## start Records supplied
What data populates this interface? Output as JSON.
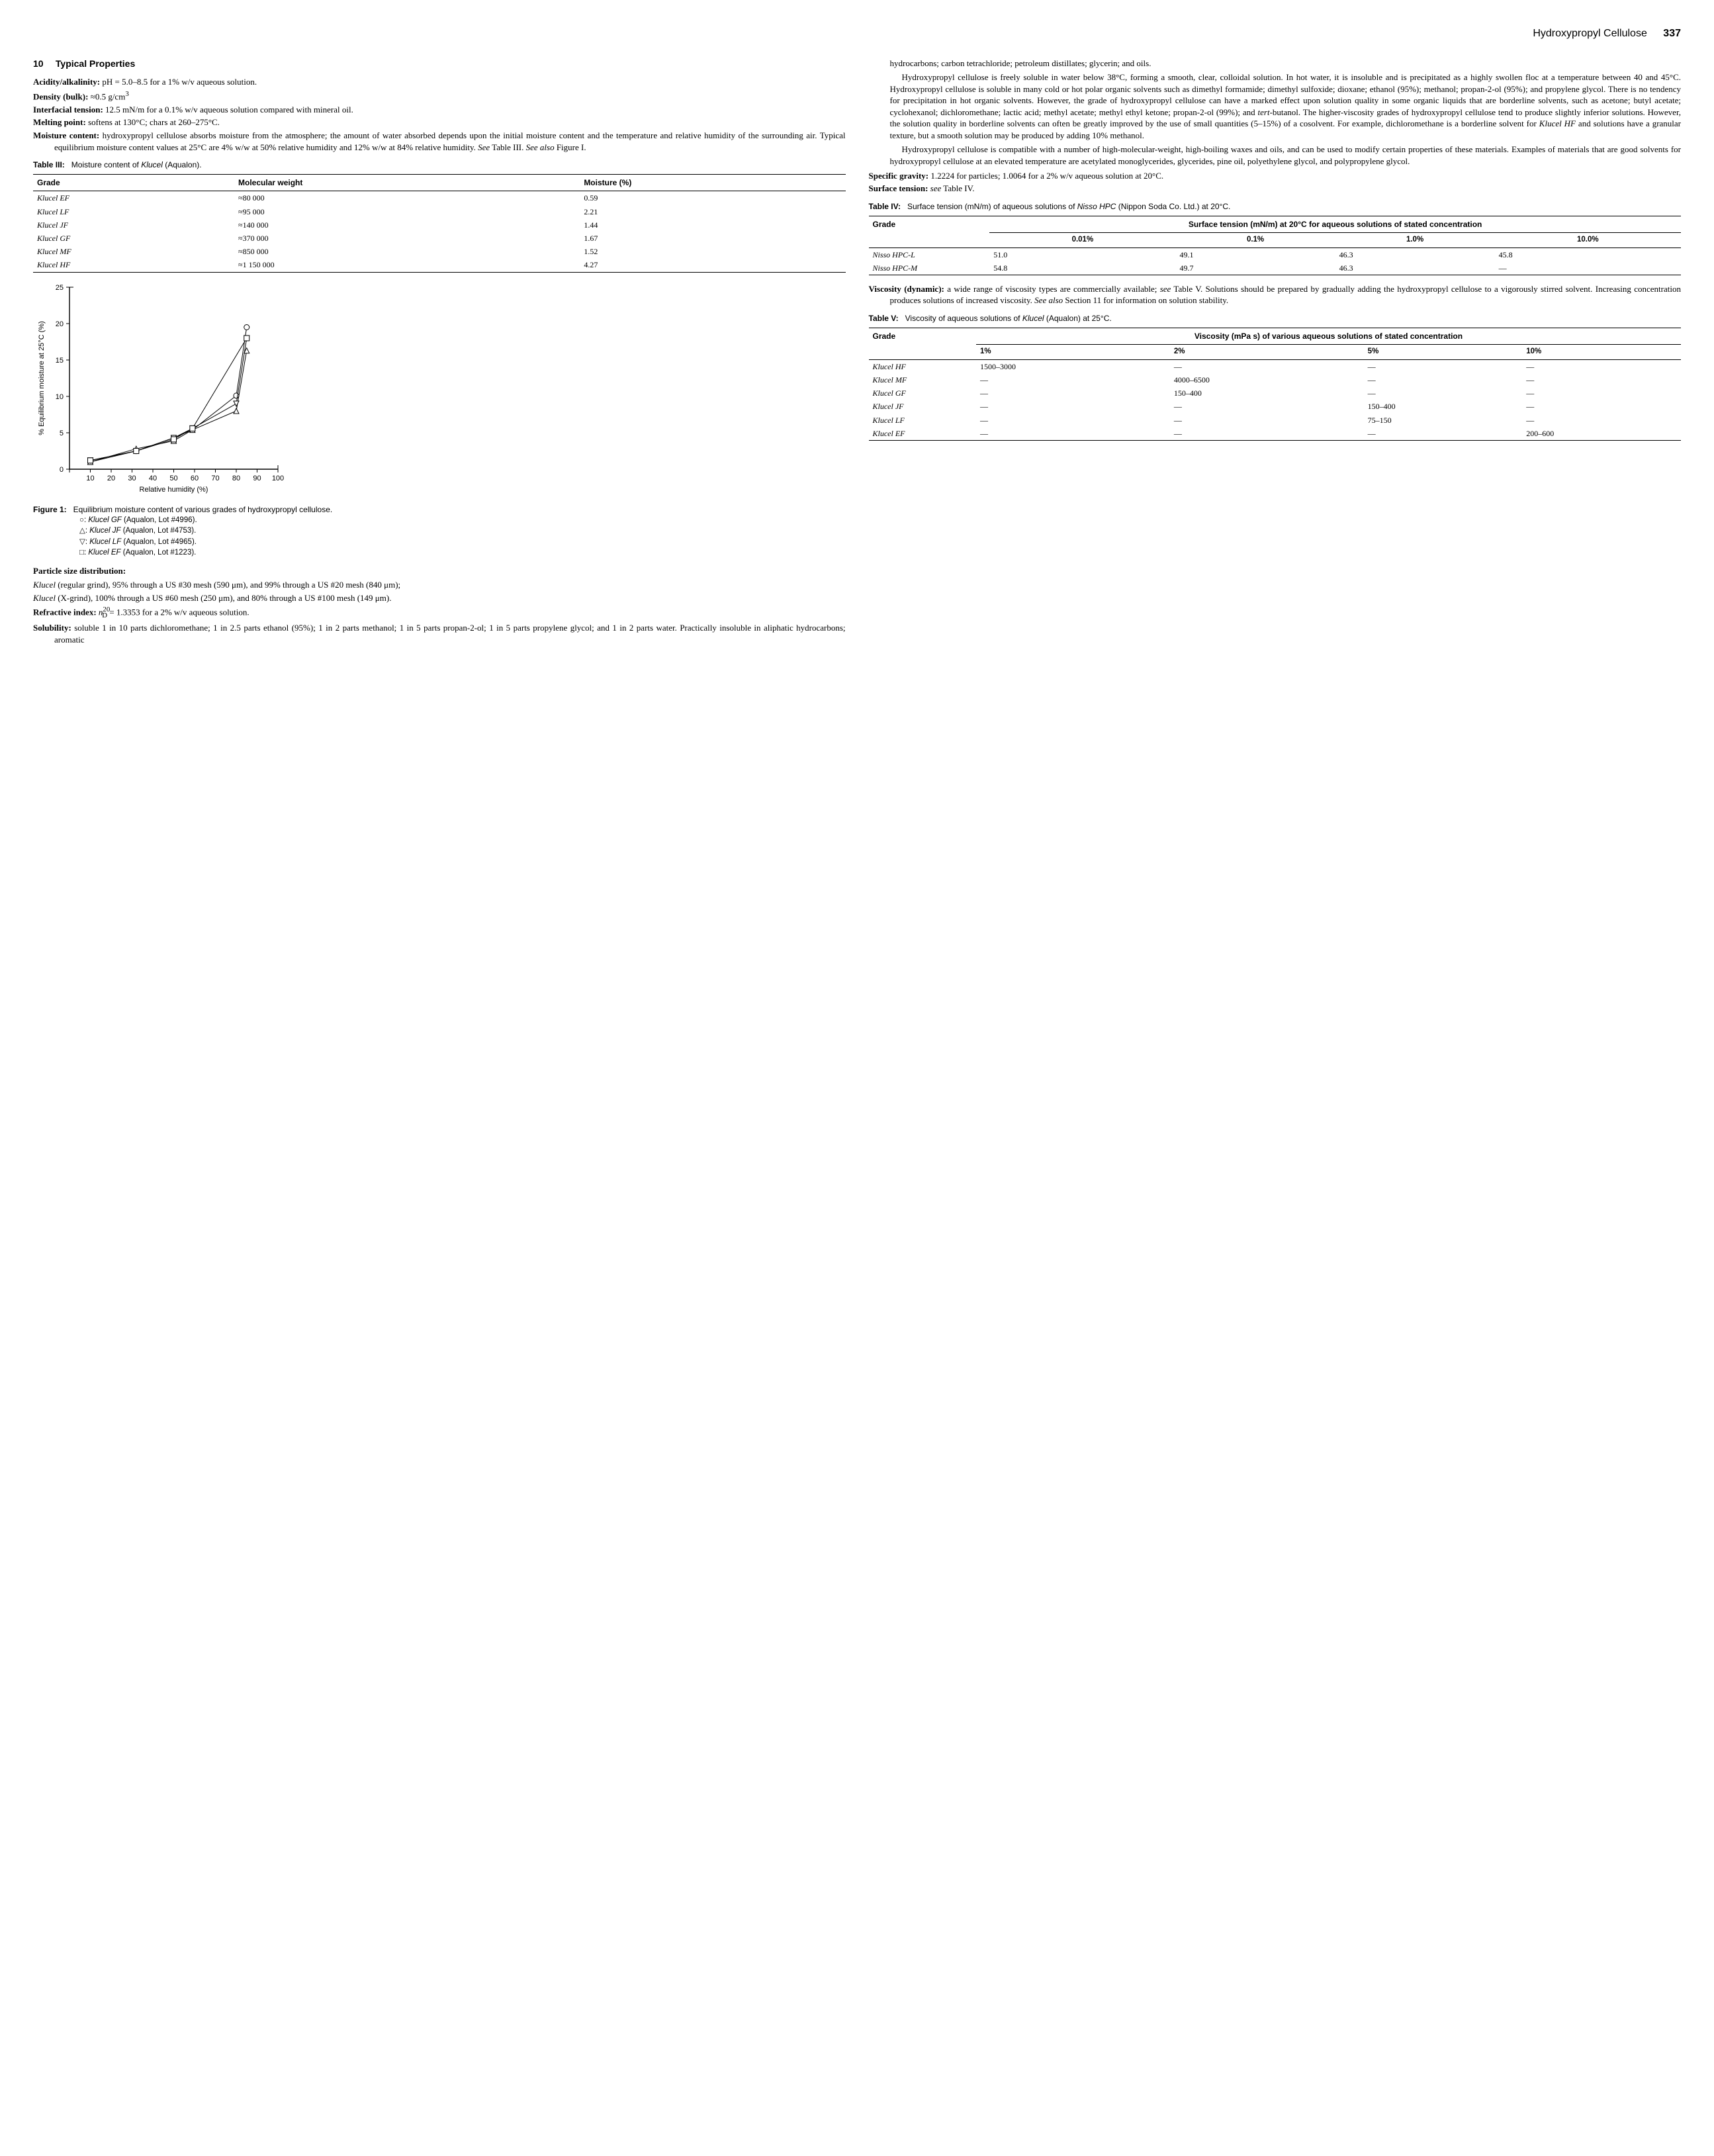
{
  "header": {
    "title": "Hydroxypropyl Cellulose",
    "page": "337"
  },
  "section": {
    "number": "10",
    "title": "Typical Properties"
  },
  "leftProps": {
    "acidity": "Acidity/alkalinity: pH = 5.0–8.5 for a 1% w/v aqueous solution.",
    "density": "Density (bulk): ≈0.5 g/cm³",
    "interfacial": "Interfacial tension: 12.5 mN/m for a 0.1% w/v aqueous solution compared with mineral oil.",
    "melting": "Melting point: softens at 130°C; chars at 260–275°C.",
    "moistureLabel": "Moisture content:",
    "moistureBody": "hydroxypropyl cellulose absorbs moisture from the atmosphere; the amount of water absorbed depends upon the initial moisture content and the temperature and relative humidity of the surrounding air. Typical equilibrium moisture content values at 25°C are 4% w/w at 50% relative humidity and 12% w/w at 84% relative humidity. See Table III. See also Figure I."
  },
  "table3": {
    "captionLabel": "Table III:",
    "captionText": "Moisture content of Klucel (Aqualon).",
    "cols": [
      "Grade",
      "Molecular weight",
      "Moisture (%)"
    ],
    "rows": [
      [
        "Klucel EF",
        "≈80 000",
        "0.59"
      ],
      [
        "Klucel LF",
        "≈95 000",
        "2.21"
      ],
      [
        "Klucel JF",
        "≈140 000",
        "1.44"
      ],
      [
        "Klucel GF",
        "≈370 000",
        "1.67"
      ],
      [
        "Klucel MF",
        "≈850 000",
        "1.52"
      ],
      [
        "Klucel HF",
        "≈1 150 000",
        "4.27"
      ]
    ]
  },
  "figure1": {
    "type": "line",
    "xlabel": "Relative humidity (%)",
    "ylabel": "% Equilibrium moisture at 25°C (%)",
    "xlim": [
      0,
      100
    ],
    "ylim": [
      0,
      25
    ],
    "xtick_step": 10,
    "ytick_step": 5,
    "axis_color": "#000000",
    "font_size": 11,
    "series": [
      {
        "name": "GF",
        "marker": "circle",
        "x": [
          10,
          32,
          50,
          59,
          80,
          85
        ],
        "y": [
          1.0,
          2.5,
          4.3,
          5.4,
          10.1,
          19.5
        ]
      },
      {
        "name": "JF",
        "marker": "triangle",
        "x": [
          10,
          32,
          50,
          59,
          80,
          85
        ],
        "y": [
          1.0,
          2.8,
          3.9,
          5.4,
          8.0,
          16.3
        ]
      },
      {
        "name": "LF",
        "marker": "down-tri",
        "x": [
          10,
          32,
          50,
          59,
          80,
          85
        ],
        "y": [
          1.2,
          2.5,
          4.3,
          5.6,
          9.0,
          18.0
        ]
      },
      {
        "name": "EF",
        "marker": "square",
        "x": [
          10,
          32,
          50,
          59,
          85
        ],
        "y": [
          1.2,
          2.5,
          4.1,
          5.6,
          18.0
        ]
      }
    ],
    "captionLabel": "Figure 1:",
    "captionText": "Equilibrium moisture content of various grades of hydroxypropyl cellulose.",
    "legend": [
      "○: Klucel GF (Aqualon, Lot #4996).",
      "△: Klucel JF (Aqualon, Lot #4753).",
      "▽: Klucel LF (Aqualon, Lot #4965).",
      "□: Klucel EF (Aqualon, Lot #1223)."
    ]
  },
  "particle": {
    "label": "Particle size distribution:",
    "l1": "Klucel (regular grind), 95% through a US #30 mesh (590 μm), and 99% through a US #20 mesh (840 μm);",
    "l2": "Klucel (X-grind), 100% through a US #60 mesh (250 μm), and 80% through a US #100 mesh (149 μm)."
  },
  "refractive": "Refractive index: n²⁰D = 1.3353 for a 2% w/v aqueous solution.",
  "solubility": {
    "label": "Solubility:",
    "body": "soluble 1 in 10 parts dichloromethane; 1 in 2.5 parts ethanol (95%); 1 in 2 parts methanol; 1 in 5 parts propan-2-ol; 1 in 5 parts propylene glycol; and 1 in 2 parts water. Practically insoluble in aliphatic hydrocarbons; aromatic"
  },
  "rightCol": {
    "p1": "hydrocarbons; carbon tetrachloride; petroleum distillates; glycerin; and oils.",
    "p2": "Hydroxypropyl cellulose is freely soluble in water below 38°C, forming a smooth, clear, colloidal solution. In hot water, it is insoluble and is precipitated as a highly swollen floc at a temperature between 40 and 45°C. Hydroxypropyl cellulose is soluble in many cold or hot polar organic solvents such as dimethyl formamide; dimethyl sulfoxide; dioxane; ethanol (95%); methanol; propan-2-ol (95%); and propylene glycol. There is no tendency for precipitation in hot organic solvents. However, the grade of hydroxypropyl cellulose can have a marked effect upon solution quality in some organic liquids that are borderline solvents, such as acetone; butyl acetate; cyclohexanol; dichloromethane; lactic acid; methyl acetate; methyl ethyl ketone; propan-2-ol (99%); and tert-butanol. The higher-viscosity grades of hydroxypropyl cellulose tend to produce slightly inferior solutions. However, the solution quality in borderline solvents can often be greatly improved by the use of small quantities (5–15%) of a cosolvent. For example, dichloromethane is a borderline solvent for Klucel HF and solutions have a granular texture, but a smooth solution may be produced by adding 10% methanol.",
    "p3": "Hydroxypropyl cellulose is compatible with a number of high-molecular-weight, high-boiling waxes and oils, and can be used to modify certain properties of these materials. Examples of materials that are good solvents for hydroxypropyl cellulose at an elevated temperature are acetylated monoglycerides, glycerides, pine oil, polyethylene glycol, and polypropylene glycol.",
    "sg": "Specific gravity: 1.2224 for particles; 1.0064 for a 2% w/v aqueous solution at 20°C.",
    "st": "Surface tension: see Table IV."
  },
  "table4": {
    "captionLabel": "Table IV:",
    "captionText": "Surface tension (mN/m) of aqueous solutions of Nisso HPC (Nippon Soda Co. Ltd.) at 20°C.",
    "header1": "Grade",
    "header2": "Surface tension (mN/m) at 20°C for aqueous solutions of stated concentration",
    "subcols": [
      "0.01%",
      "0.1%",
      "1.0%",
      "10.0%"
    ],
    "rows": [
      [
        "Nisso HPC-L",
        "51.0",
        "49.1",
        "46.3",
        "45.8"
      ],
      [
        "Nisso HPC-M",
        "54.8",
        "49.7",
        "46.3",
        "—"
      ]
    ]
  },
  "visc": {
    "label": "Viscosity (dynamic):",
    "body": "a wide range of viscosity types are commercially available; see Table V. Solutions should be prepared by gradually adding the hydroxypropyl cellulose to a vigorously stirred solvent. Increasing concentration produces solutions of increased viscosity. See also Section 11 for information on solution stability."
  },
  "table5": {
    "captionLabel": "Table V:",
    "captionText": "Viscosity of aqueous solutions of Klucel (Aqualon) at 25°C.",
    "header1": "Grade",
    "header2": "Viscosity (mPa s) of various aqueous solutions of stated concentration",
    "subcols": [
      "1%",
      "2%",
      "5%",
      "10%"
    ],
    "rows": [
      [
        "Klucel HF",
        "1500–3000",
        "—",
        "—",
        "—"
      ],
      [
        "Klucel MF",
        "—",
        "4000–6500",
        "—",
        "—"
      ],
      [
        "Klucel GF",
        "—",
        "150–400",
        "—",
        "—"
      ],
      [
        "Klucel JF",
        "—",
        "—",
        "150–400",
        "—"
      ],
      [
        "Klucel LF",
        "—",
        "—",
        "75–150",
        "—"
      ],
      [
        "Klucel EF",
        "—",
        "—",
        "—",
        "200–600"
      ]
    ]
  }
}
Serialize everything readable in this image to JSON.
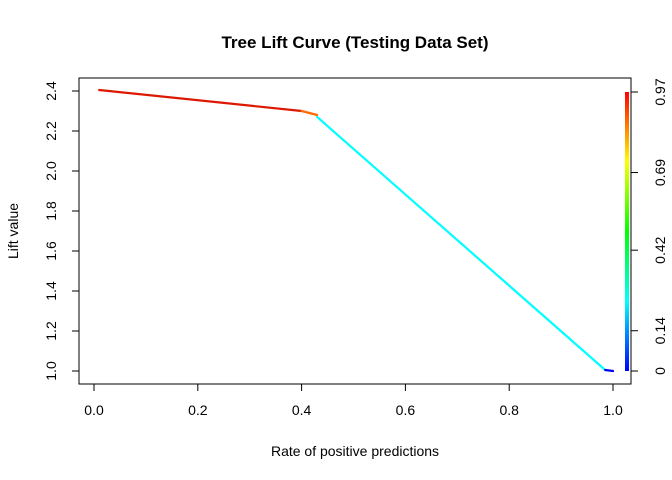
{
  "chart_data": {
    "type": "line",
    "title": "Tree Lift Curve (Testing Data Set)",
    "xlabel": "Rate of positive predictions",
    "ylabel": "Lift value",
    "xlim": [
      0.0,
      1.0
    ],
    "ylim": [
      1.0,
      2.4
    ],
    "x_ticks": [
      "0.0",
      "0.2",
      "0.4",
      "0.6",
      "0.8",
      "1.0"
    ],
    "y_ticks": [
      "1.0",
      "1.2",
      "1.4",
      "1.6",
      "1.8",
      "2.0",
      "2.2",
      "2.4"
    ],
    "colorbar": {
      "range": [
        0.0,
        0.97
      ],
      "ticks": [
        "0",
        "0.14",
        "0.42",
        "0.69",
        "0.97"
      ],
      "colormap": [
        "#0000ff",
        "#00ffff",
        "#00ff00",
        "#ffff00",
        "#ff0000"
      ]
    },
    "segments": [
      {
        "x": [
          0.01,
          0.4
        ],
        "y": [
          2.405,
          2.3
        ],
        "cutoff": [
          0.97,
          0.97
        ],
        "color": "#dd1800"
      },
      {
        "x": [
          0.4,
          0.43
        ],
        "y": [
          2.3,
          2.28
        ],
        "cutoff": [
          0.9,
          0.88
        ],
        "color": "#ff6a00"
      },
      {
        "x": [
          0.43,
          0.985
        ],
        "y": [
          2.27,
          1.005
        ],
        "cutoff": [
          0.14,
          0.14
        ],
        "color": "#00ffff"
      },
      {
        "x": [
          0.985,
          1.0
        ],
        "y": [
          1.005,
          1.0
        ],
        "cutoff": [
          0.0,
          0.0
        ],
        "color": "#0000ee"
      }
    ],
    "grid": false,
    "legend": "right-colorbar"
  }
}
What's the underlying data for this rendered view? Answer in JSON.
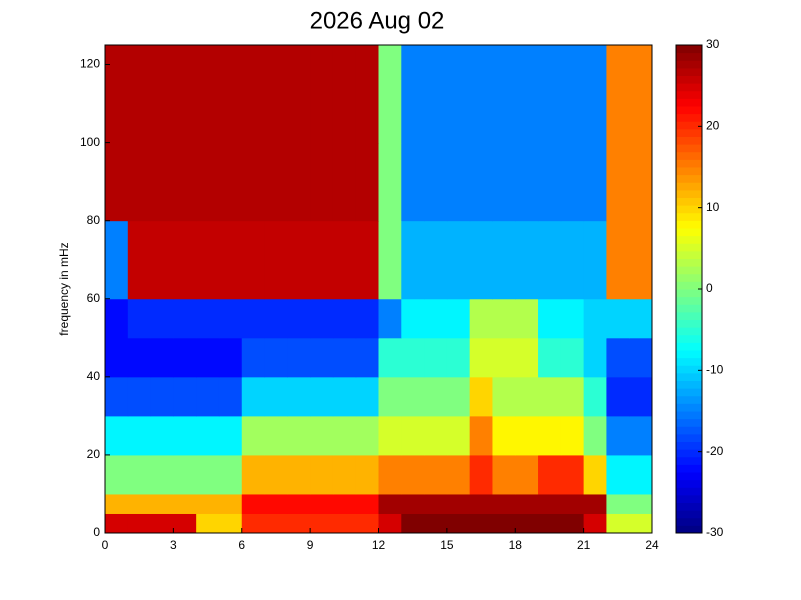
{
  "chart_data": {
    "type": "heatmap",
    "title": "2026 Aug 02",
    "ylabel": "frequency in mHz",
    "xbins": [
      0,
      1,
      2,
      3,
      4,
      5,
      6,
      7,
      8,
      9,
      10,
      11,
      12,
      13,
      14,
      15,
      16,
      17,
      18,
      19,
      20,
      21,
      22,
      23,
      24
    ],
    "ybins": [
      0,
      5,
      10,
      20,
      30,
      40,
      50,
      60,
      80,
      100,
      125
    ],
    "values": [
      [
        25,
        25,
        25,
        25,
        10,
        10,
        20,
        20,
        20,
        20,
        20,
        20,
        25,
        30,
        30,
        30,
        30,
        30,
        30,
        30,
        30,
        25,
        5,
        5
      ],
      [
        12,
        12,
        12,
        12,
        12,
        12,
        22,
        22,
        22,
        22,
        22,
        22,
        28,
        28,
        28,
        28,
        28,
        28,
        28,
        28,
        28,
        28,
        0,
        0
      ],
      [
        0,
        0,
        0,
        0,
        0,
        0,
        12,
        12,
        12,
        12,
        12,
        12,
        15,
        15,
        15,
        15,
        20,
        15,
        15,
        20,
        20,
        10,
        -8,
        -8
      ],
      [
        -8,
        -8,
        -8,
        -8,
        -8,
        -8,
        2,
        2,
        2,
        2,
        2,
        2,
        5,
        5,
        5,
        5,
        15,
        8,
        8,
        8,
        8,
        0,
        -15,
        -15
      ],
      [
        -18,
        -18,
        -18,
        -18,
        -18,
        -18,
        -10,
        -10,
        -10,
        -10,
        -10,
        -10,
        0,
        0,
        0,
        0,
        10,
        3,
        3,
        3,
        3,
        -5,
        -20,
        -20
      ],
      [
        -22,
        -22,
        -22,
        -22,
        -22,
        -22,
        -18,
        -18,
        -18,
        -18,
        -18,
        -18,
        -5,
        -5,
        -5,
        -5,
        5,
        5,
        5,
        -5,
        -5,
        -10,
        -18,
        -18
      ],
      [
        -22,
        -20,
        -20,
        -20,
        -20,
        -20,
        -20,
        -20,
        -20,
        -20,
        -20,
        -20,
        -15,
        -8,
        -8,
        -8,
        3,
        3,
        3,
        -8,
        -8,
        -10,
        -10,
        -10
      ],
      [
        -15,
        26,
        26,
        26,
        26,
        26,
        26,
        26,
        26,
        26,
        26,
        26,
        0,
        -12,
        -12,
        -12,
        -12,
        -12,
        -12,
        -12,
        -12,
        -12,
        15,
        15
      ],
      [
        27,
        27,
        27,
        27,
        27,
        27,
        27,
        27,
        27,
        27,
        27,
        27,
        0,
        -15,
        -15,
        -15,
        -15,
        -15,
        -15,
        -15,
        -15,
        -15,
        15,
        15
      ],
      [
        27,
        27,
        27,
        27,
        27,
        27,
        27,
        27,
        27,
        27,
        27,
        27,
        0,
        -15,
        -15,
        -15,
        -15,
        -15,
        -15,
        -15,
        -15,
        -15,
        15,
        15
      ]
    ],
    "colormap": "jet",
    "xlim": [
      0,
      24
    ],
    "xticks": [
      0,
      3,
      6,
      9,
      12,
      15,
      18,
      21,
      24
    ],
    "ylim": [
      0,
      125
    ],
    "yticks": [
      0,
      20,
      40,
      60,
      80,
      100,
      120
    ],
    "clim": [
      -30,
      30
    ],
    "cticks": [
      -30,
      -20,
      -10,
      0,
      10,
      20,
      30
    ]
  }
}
## end Records supplied
## Challenge
Your answer should be a single number: the count of lines in the entries that contain the word "glycol".

## Response to this task
3